Raw records
________

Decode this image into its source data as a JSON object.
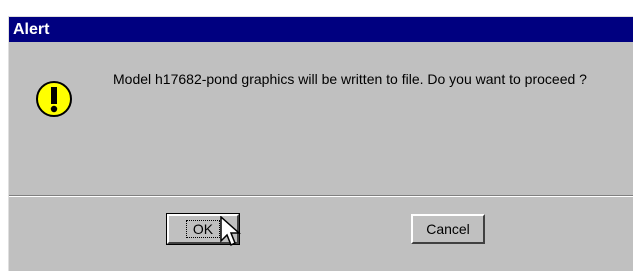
{
  "window": {
    "title": "Alert"
  },
  "message": {
    "text": "Model h17682-pond graphics will be written to file. Do you want to proceed ?"
  },
  "icon": {
    "name": "warning-exclamation-icon",
    "color": "#ffff00"
  },
  "buttons": {
    "ok_label": "OK",
    "cancel_label": "Cancel"
  },
  "colors": {
    "titlebar": "#000080",
    "dialog_bg": "#c0c0c0"
  }
}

________

Copy the whole of the material above exactly, but not its images.

**TASK SOLUTION:**
Decode this image into its source data as a JSON object.
{
  "window": {
    "title": "Alert"
  },
  "message": {
    "text": "Model h17682-pond graphics will be written to file. Do you want to proceed ?"
  },
  "icon": {
    "name": "warning-exclamation-icon",
    "color": "#ffff00"
  },
  "buttons": {
    "ok_label": "OK",
    "cancel_label": "Cancel"
  },
  "colors": {
    "titlebar": "#000080",
    "dialog_bg": "#c0c0c0"
  }
}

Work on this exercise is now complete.